** EXERCISE **
Every line that holds "Coverage" should be shown.

** TASK MATERIAL **
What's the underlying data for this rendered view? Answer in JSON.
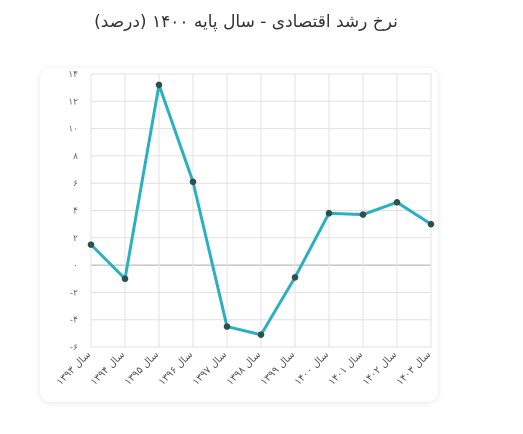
{
  "chart_data": {
    "type": "line",
    "title": "نرخ رشد اقتصادی - سال پایه ۱۴۰۰ (درصد)",
    "categories": [
      "سال ۱۳۹۳",
      "سال ۱۳۹۴",
      "سال ۱۳۹۵",
      "سال ۱۳۹۶",
      "سال ۱۳۹۷",
      "سال ۱۳۹۸",
      "سال ۱۳۹۹",
      "سال ۱۴۰۰",
      "سال ۱۴۰۱",
      "سال ۱۴۰۲",
      "سال ۱۴۰۳"
    ],
    "values": [
      1.5,
      -1.0,
      13.2,
      6.1,
      -4.5,
      -5.1,
      -0.9,
      3.8,
      3.7,
      4.6,
      3.0
    ],
    "ylim": [
      -6,
      14
    ],
    "yticks": [
      -6,
      -4,
      -2,
      0,
      2,
      4,
      6,
      8,
      10,
      12,
      14
    ],
    "ytick_labels": [
      "-۶",
      "-۴",
      "-۲",
      "۰",
      "۲",
      "۴",
      "۶",
      "۸",
      "۱۰",
      "۱۲",
      "۱۴"
    ],
    "grid": true,
    "colors": {
      "line": "#2bb0c0",
      "marker": "#2f4f4f",
      "grid": "#e0e0e0",
      "zero": "#aaaaaa"
    }
  }
}
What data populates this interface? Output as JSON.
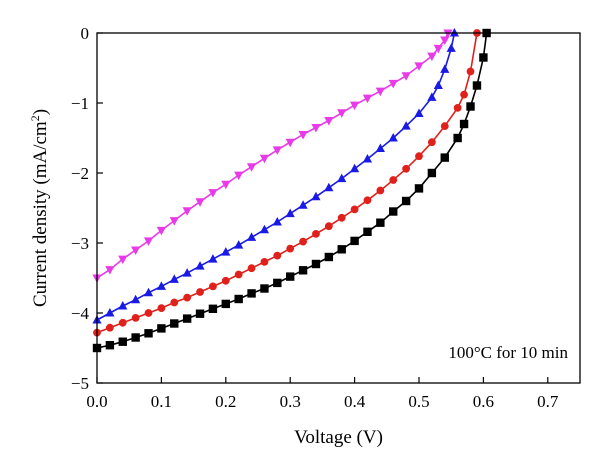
{
  "chart_data": {
    "type": "line",
    "title": "",
    "xlabel": "Voltage (V)",
    "ylabel_main": "Current density (mA/cm",
    "ylabel_sup": "2",
    "ylabel_close": ")",
    "xlim": [
      0.0,
      0.75
    ],
    "ylim": [
      -5,
      0
    ],
    "x_ticks": [
      0.0,
      0.1,
      0.2,
      0.3,
      0.4,
      0.5,
      0.6,
      0.7
    ],
    "x_tick_labels": [
      "0.0",
      "0.1",
      "0.2",
      "0.3",
      "0.4",
      "0.5",
      "0.6",
      "0.7"
    ],
    "y_ticks": [
      0,
      -1,
      -2,
      -3,
      -4,
      -5
    ],
    "y_tick_labels": [
      "0",
      "−1",
      "−2",
      "−3",
      "−4",
      "−5"
    ],
    "grid": false,
    "annotation": "100°C for 10 min",
    "series": [
      {
        "color": "#000000",
        "marker": "square",
        "x": [
          0.0,
          0.02,
          0.04,
          0.06,
          0.08,
          0.1,
          0.12,
          0.14,
          0.16,
          0.18,
          0.2,
          0.22,
          0.24,
          0.26,
          0.28,
          0.3,
          0.32,
          0.34,
          0.36,
          0.38,
          0.4,
          0.42,
          0.44,
          0.46,
          0.48,
          0.5,
          0.52,
          0.54,
          0.56,
          0.57,
          0.58,
          0.59,
          0.6,
          0.605
        ],
        "y": [
          -4.5,
          -4.46,
          -4.41,
          -4.35,
          -4.29,
          -4.22,
          -4.15,
          -4.08,
          -4.01,
          -3.94,
          -3.87,
          -3.8,
          -3.72,
          -3.65,
          -3.57,
          -3.48,
          -3.39,
          -3.3,
          -3.2,
          -3.09,
          -2.97,
          -2.84,
          -2.71,
          -2.55,
          -2.4,
          -2.22,
          -2.0,
          -1.78,
          -1.5,
          -1.3,
          -1.05,
          -0.75,
          -0.35,
          0.0
        ]
      },
      {
        "color": "#e0201b",
        "marker": "circle",
        "x": [
          0.0,
          0.02,
          0.04,
          0.06,
          0.08,
          0.1,
          0.12,
          0.14,
          0.16,
          0.18,
          0.2,
          0.22,
          0.24,
          0.26,
          0.28,
          0.3,
          0.32,
          0.34,
          0.36,
          0.38,
          0.4,
          0.42,
          0.44,
          0.46,
          0.48,
          0.5,
          0.52,
          0.54,
          0.56,
          0.57,
          0.58,
          0.59
        ],
        "y": [
          -4.28,
          -4.21,
          -4.14,
          -4.07,
          -4.0,
          -3.93,
          -3.85,
          -3.78,
          -3.7,
          -3.62,
          -3.54,
          -3.45,
          -3.36,
          -3.27,
          -3.18,
          -3.08,
          -2.98,
          -2.87,
          -2.76,
          -2.64,
          -2.52,
          -2.39,
          -2.25,
          -2.1,
          -1.94,
          -1.76,
          -1.56,
          -1.33,
          -1.07,
          -0.88,
          -0.55,
          0.0
        ]
      },
      {
        "color": "#1a1ae6",
        "marker": "triangle-up",
        "x": [
          0.0,
          0.02,
          0.04,
          0.06,
          0.08,
          0.1,
          0.12,
          0.14,
          0.16,
          0.18,
          0.2,
          0.22,
          0.24,
          0.26,
          0.28,
          0.3,
          0.32,
          0.34,
          0.36,
          0.38,
          0.4,
          0.42,
          0.44,
          0.46,
          0.48,
          0.5,
          0.52,
          0.53,
          0.54,
          0.55,
          0.555
        ],
        "y": [
          -4.1,
          -4.0,
          -3.9,
          -3.81,
          -3.71,
          -3.62,
          -3.52,
          -3.43,
          -3.33,
          -3.23,
          -3.13,
          -3.03,
          -2.92,
          -2.81,
          -2.7,
          -2.58,
          -2.46,
          -2.34,
          -2.21,
          -2.08,
          -1.94,
          -1.8,
          -1.65,
          -1.5,
          -1.33,
          -1.15,
          -0.92,
          -0.75,
          -0.52,
          -0.22,
          0.0
        ]
      },
      {
        "color": "#e83ae8",
        "marker": "triangle-down",
        "x": [
          0.0,
          0.02,
          0.04,
          0.06,
          0.08,
          0.1,
          0.12,
          0.14,
          0.16,
          0.18,
          0.2,
          0.22,
          0.24,
          0.26,
          0.28,
          0.3,
          0.32,
          0.34,
          0.36,
          0.38,
          0.4,
          0.42,
          0.44,
          0.46,
          0.48,
          0.5,
          0.52,
          0.53,
          0.54,
          0.545
        ],
        "y": [
          -3.5,
          -3.38,
          -3.23,
          -3.1,
          -2.97,
          -2.82,
          -2.68,
          -2.54,
          -2.41,
          -2.28,
          -2.16,
          -2.03,
          -1.91,
          -1.79,
          -1.67,
          -1.56,
          -1.45,
          -1.35,
          -1.25,
          -1.14,
          -1.03,
          -0.93,
          -0.83,
          -0.72,
          -0.61,
          -0.47,
          -0.33,
          -0.22,
          -0.1,
          0.0
        ]
      }
    ]
  }
}
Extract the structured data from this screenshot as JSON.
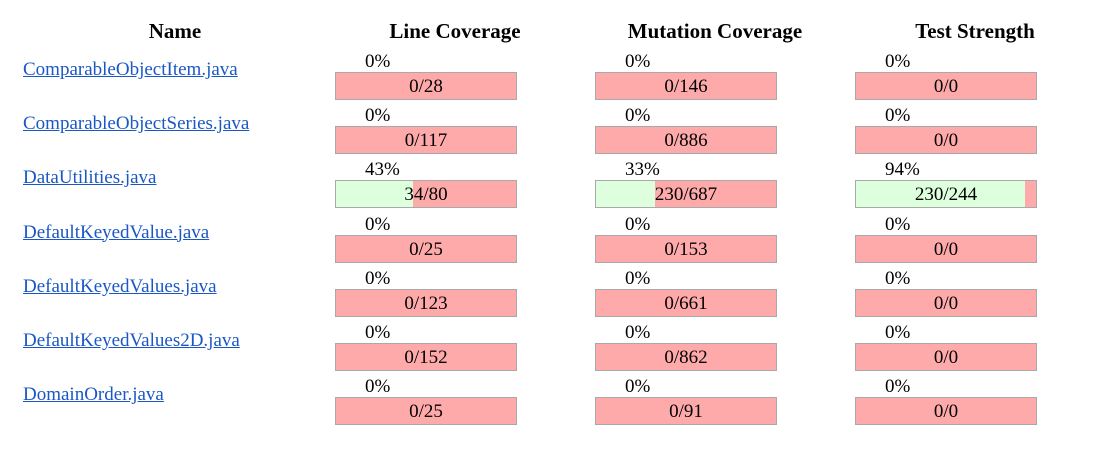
{
  "headers": {
    "name": "Name",
    "line": "Line Coverage",
    "mutation": "Mutation Coverage",
    "strength": "Test Strength"
  },
  "rows": [
    {
      "file": "ComparableObjectItem.java",
      "line": {
        "pct": "0%",
        "frac": "0/28",
        "ratio": 0
      },
      "mutation": {
        "pct": "0%",
        "frac": "0/146",
        "ratio": 0
      },
      "strength": {
        "pct": "0%",
        "frac": "0/0",
        "ratio": 0
      }
    },
    {
      "file": "ComparableObjectSeries.java",
      "line": {
        "pct": "0%",
        "frac": "0/117",
        "ratio": 0
      },
      "mutation": {
        "pct": "0%",
        "frac": "0/886",
        "ratio": 0
      },
      "strength": {
        "pct": "0%",
        "frac": "0/0",
        "ratio": 0
      }
    },
    {
      "file": "DataUtilities.java",
      "line": {
        "pct": "43%",
        "frac": "34/80",
        "ratio": 0.43
      },
      "mutation": {
        "pct": "33%",
        "frac": "230/687",
        "ratio": 0.33
      },
      "strength": {
        "pct": "94%",
        "frac": "230/244",
        "ratio": 0.94
      }
    },
    {
      "file": "DefaultKeyedValue.java",
      "line": {
        "pct": "0%",
        "frac": "0/25",
        "ratio": 0
      },
      "mutation": {
        "pct": "0%",
        "frac": "0/153",
        "ratio": 0
      },
      "strength": {
        "pct": "0%",
        "frac": "0/0",
        "ratio": 0
      }
    },
    {
      "file": "DefaultKeyedValues.java",
      "line": {
        "pct": "0%",
        "frac": "0/123",
        "ratio": 0
      },
      "mutation": {
        "pct": "0%",
        "frac": "0/661",
        "ratio": 0
      },
      "strength": {
        "pct": "0%",
        "frac": "0/0",
        "ratio": 0
      }
    },
    {
      "file": "DefaultKeyedValues2D.java",
      "line": {
        "pct": "0%",
        "frac": "0/152",
        "ratio": 0
      },
      "mutation": {
        "pct": "0%",
        "frac": "0/862",
        "ratio": 0
      },
      "strength": {
        "pct": "0%",
        "frac": "0/0",
        "ratio": 0
      }
    },
    {
      "file": "DomainOrder.java",
      "line": {
        "pct": "0%",
        "frac": "0/25",
        "ratio": 0
      },
      "mutation": {
        "pct": "0%",
        "frac": "0/91",
        "ratio": 0
      },
      "strength": {
        "pct": "0%",
        "frac": "0/0",
        "ratio": 0
      }
    }
  ],
  "colors": {
    "covered": "#ddffdd",
    "uncovered": "#ffaaaa",
    "link": "#1a57c6"
  }
}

** PROBLEM SOLUTION **
    "line": "Line Coverage",
    "mutation": "Mutation Coverage",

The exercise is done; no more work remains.